[Problem to solve]
In the listing that follows, count every line with the word "TimerEvent" in it and write only the total.

========================

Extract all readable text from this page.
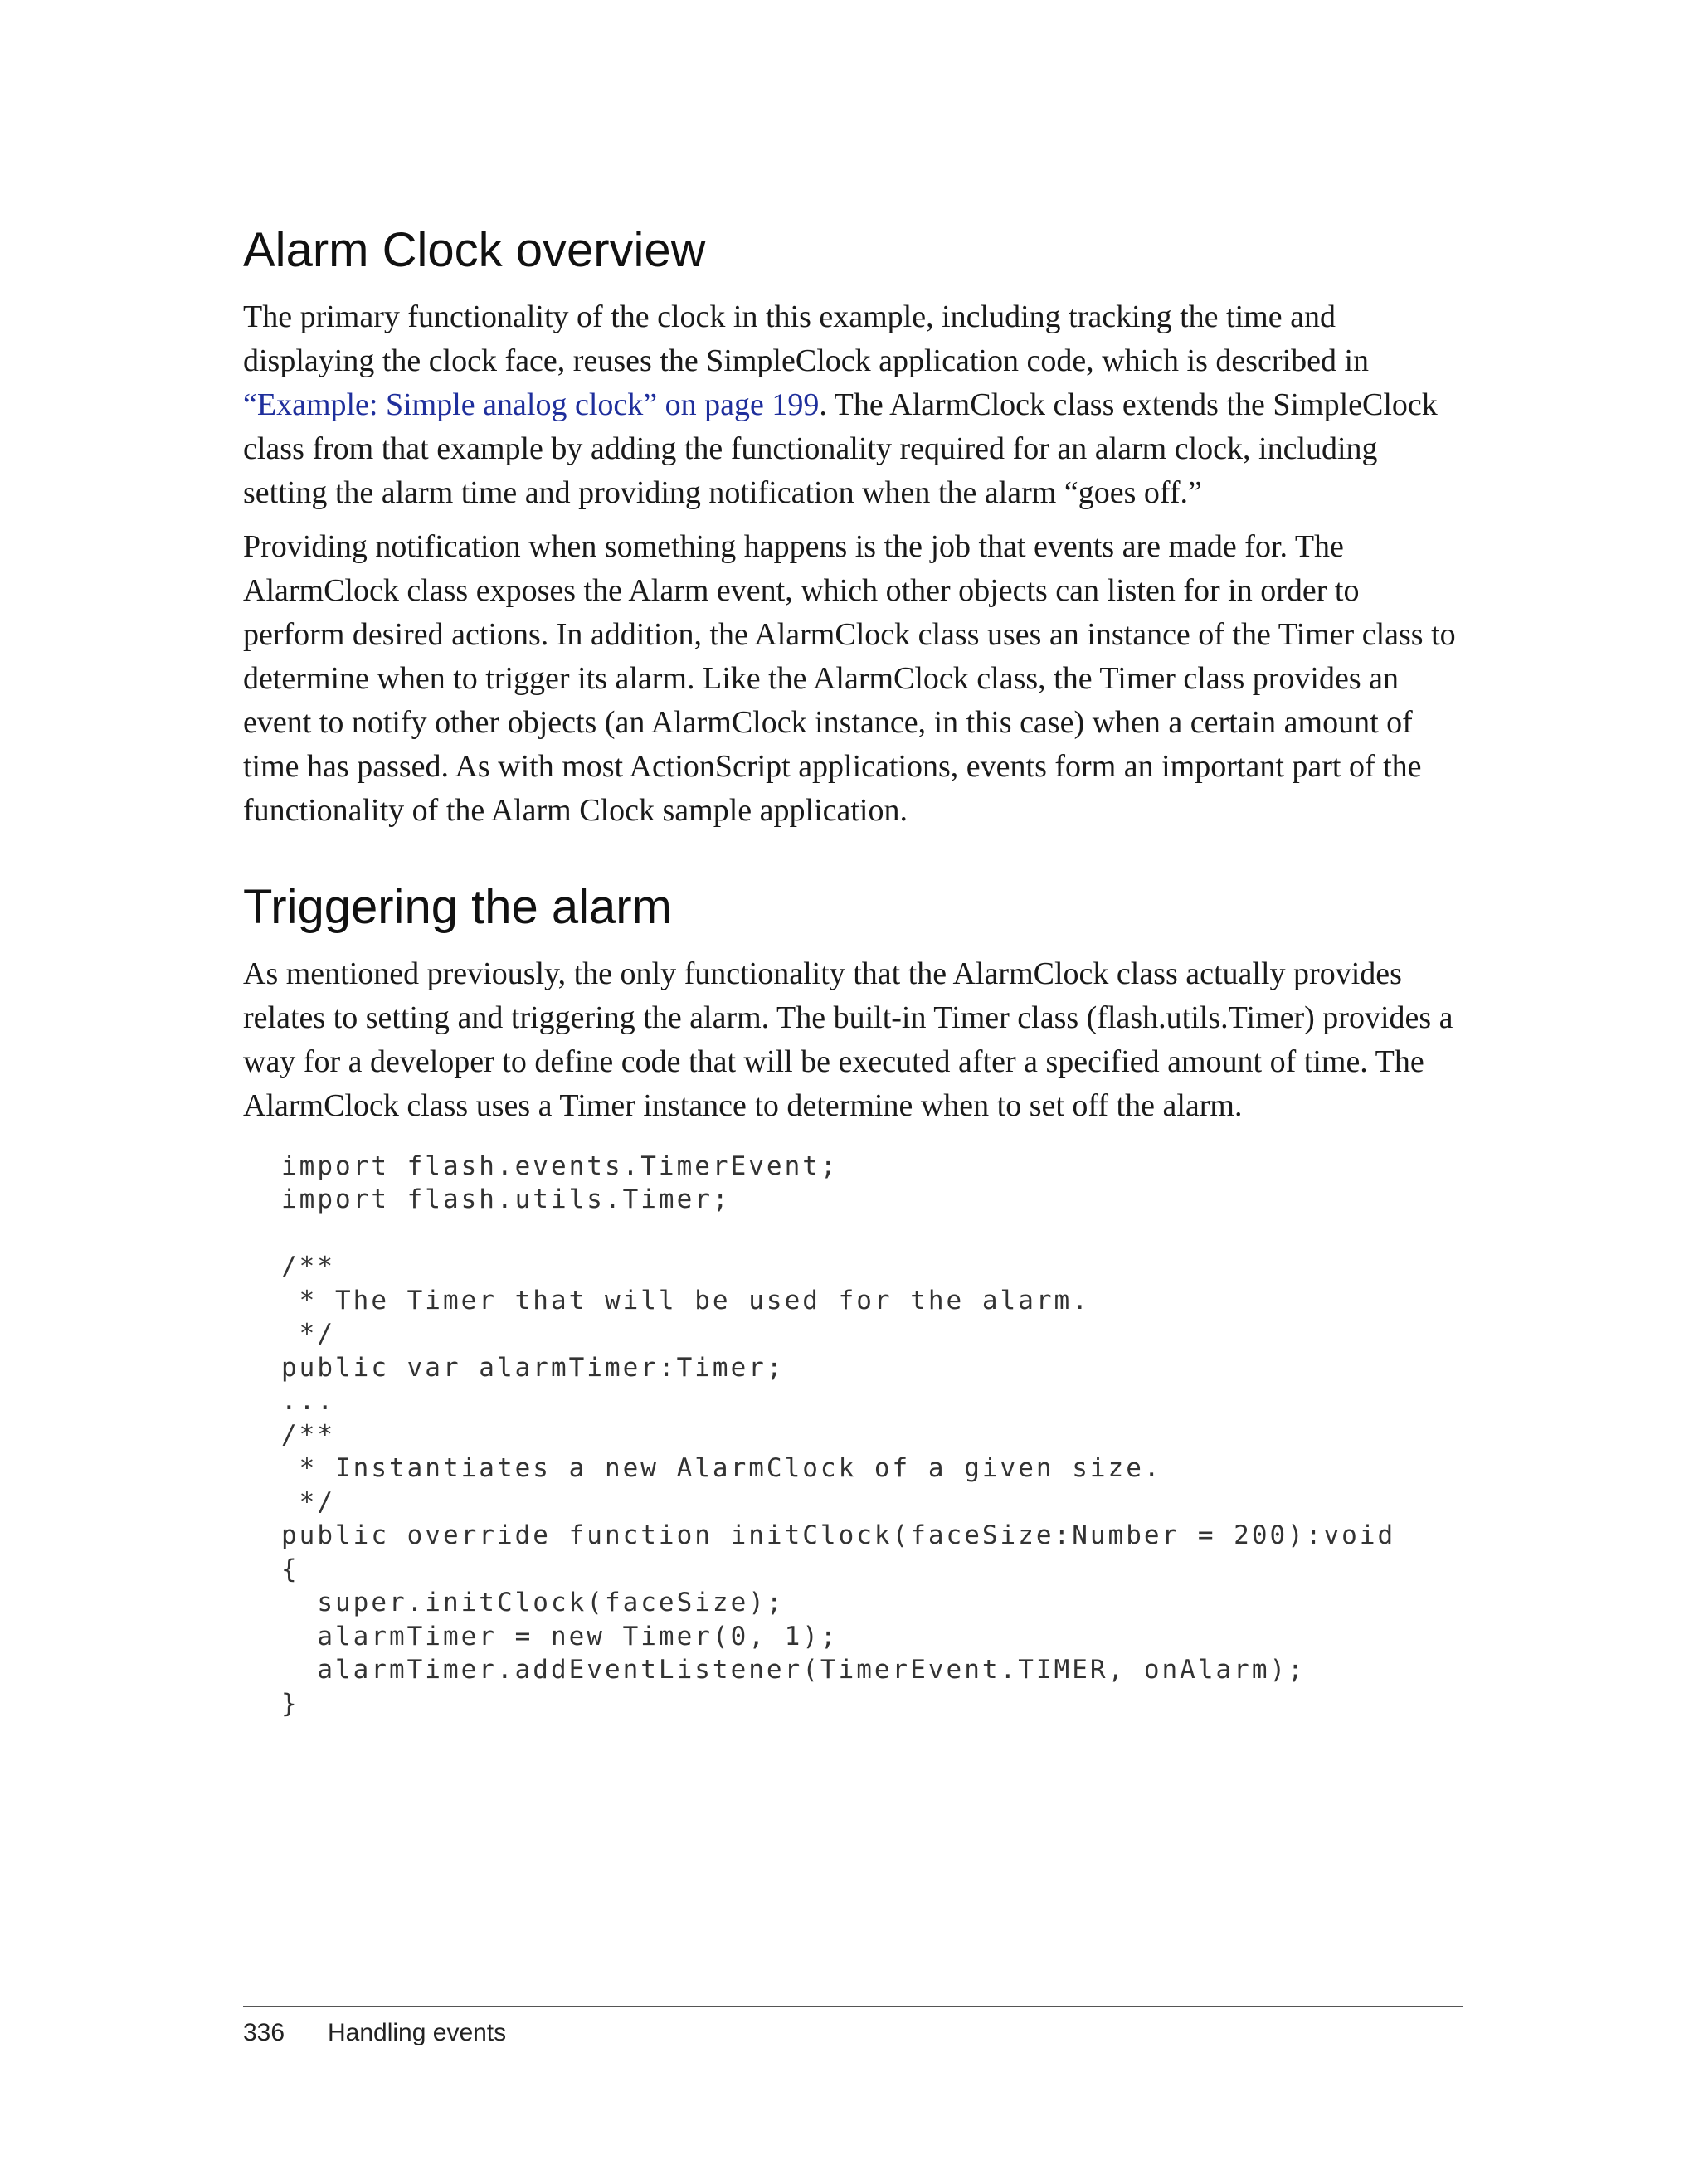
Alarm Clock overview

The primary functionality of the clock in this example, including tracking the time and displaying the clock face, reuses the SimpleClock application code, which is described in “Example: Simple analog clock” on page 199. The AlarmClock class extends the SimpleClock class from that example by adding the functionality required for an alarm clock, including setting the alarm time and providing notification when the alarm “goes off.”

Providing notification when something happens is the job that events are made for. The AlarmClock class exposes the Alarm event, which other objects can listen for in order to perform desired actions. In addition, the AlarmClock class uses an instance of the Timer class to determine when to trigger its alarm. Like the AlarmClock class, the Timer class provides an event to notify other objects (an AlarmClock instance, in this case) when a certain amount of time has passed. As with most ActionScript applications, events form an important part of the functionality of the Alarm Clock sample application.

Triggering the alarm

As mentioned previously, the only functionality that the AlarmClock class actually provides relates to setting and triggering the alarm. The built-in Timer class (flash.utils.Timer) provides a way for a developer to define code that will be executed after a specified amount of time. The AlarmClock class uses a Timer instance to determine when to set off the alarm.

import flash.events.TimerEvent;
import flash.utils.Timer;

/**
* The Timer that will be used for the alarm.
*/
public var alarmTimer:Timer;
...
/**
* Instantiates a new AlarmClock of a given size.
*/
public override function initClock(faceSize:Number = 200):void
{
super.initClock(faceSize);
alarmTimer = new Timer(0, 1);
alarmTimer.addEventListener(TimerEvent.TIMER, onAlarm);
}
336 Handling events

========================

[Answer for the task]
2